- _Exercise description_
Please print every record below exactly as it appears.

- _Dataset records_

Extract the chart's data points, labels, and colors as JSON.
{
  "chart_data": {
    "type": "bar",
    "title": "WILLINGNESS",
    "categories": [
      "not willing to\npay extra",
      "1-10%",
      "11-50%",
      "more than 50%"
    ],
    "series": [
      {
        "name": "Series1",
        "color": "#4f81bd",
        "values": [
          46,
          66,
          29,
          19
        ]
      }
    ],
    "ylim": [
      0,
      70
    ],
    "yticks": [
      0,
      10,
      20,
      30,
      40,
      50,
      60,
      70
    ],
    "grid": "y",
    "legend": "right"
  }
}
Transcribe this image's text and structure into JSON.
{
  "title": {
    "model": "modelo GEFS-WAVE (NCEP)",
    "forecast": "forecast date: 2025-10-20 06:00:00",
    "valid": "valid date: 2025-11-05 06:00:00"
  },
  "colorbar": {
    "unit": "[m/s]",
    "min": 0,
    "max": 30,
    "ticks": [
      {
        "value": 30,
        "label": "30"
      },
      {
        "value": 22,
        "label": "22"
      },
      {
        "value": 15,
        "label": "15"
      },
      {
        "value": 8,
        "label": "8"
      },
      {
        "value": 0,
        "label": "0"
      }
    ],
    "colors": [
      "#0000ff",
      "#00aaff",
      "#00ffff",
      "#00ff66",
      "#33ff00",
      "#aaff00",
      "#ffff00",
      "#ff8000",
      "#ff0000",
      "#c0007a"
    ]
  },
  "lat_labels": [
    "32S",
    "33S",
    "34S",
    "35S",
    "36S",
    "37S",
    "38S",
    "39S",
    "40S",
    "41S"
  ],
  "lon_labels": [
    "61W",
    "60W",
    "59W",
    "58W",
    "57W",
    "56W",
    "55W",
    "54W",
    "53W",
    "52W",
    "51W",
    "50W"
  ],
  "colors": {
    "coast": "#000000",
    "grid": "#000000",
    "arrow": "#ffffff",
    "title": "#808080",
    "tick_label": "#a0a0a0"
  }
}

- _Expected output_
Extract the chart's data points, labels, and colors as JSON.
{
  "chart_data": {
    "type": "bar",
    "title": "WILLINGNESS",
    "categories": [
      "not willing to\npay extra",
      "1-10%",
      "11-50%",
      "more than 50%"
    ],
    "series": [
      {
        "name": "Series1",
        "color": "#4f81bd",
        "values": [
          46,
          66,
          29,
          19
        ]
      }
    ],
    "ylim": [
      0,
      70
    ],
    "yticks": [
      0,
      10,
      20,
      30,
      40,
      50,
      60,
      70
    ],
    "grid": "y",
    "legend": "right"
  }
}
Transcribe this image's text and structure into JSON.
{
  "title": {
    "model": "modelo GEFS-WAVE (NCEP)",
    "forecast": "forecast date: 2025-10-20 06:00:00",
    "valid": "valid date: 2025-11-05 06:00:00"
  },
  "colorbar": {
    "unit": "[m/s]",
    "min": 0,
    "max": 30,
    "ticks": [
      {
        "value": 30,
        "label": "30"
      },
      {
        "value": 22,
        "label": "22"
      },
      {
        "value": 15,
        "label": "15"
      },
      {
        "value": 8,
        "label": "8"
      },
      {
        "value": 0,
        "label": "0"
      }
    ],
    "colors": [
      "#0000ff",
      "#00aaff",
      "#00ffff",
      "#00ff66",
      "#33ff00",
      "#aaff00",
      "#ffff00",
      "#ff8000",
      "#ff0000",
      "#c0007a"
    ]
  },
  "lat_labels": [
    "32S",
    "33S",
    "34S",
    "35S",
    "36S",
    "37S",
    "38S",
    "39S",
    "40S",
    "41S"
  ],
  "lon_labels": [
    "61W",
    "60W",
    "59W",
    "58W",
    "57W",
    "56W",
    "55W",
    "54W",
    "53W",
    "52W",
    "51W",
    "50W"
  ],
  "colors": {
    "coast": "#000000",
    "grid": "#000000",
    "arrow": "#ffffff",
    "title": "#808080",
    "tick_label": "#a0a0a0"
  }
}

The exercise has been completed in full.